[Recorded data]
-------------------------

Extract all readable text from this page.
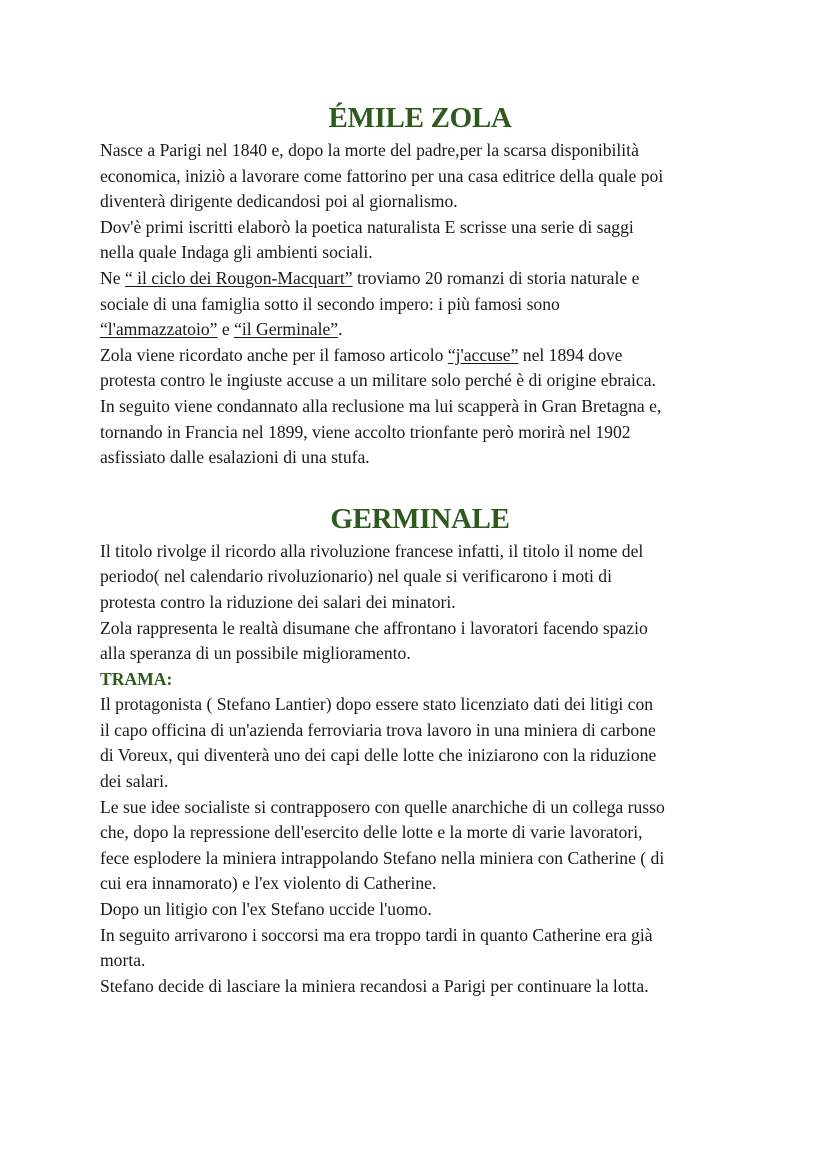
ÉMILE ZOLA

Nasce a Parigi nel 1840 e, dopo la morte del padre,per la scarsa disponibilità

economica, iniziò a lavorare come fattorino per una casa editrice della quale poi

diventerà dirigente dedicandosi poi al giornalismo.

Dov'è primi iscritti elaborò la poetica naturalista E scrisse una serie di saggi

nella quale Indaga gli ambienti sociali.

Ne “ il ciclo dei Rougon-Macquart” troviamo 20 romanzi di storia naturale e

sociale di una famiglia sotto il secondo impero: i più famosi sono

“l'ammazzatoio” e “il Germinale”.

Zola viene ricordato anche per il famoso articolo “j'accuse” nel 1894 dove

protesta contro le ingiuste accuse a un militare solo perché è di origine ebraica.

In seguito viene condannato alla reclusione ma lui scapperà in Gran Bretagna e,

tornando in Francia nel 1899, viene accolto trionfante però morirà nel 1902

asfissiato dalle esalazioni di una stufa.

GERMINALE

Il titolo rivolge il ricordo alla rivoluzione francese infatti, il titolo il nome del

periodo( nel calendario rivoluzionario) nel quale si verificarono i moti di

protesta contro la riduzione dei salari dei minatori.

Zola rappresenta le realtà disumane che affrontano i lavoratori facendo spazio

alla speranza di un possibile miglioramento.

TRAMA:

Il protagonista ( Stefano Lantier) dopo essere stato licenziato dati dei litigi con

il capo officina di un'azienda ferroviaria trova lavoro in una miniera di carbone

di Voreux, qui diventerà uno dei capi delle lotte che iniziarono con la riduzione

dei salari.

Le sue idee socialiste si contrapposero con quelle anarchiche di un collega russo

che, dopo la repressione dell'esercito delle lotte e la morte di varie lavoratori,

fece esplodere la miniera intrappolando Stefano nella miniera con Catherine ( di

cui era innamorato) e l'ex violento di Catherine.

Dopo un litigio con l'ex Stefano uccide l'uomo.

In seguito arrivarono i soccorsi ma era troppo tardi in quanto Catherine era già

morta.

Stefano decide di lasciare la miniera recandosi a Parigi per continuare la lotta.
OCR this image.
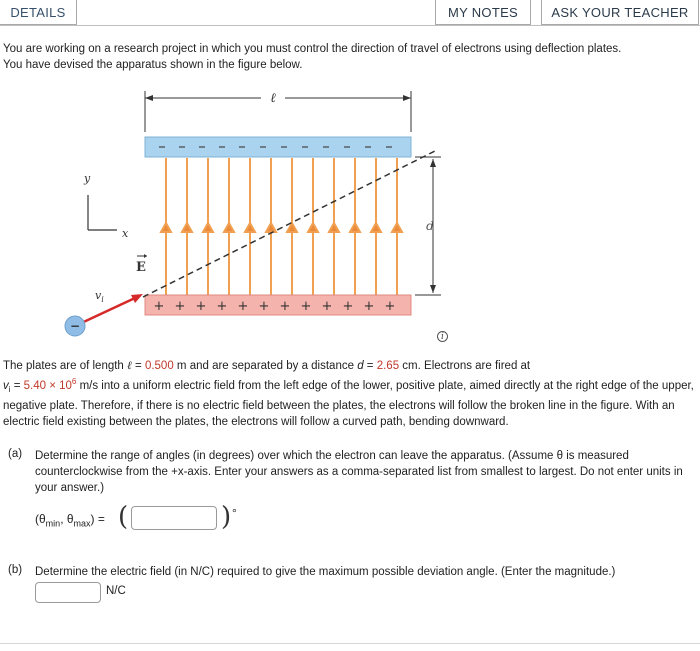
DETAILS	MY NOTES	ASK YOUR TEACHER

You are working on a research project in which you must control the direction of travel of electrons using deflection plates.

You have devised the apparatus shown in the figure below.

ℓ
+ + + + + + + + + + + +
d
y
x
E
$v_i$
−
i
The plates are of length ℓ = 0.500 m and are separated by a distance d = 2.65 cm. Electrons are fired at
$v_i = 5.40 \times 10^6$ m/s into a uniform electric field from the left edge of the lower, positive plate, aimed directly at the right edge of the upper, negative plate. Therefore, if there is no electric field between the plates, the electrons will follow the broken line in the figure. With an electric field existing between the plates, the electrons will follow a curved path, bending downward.
(a) Determine the range of angles (in degrees) over which the electron can leave the apparatus. (Assume θ is measured counterclockwise from the +x-axis. Enter your answers as a comma-separated list from smallest to largest. Do not enter units in your answer.)
($\theta_{min}$, $\theta_{max}$) = (	) °
(b) Determine the electric field (in N/C) required to give the maximum possible deviation angle. (Enter the magnitude.)
N/C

-------------------------

**EXERCISE DESCRIPTION**
Show all lines from the records above where the word "lavoratori" occurs.

**RESPONSE TO THIS TASK**
Zola rappresenta le realtà disumane che affrontano i lavoratori facendo spazio
che, dopo la repressione dell'esercito delle lotte e la morte di varie lavoratori,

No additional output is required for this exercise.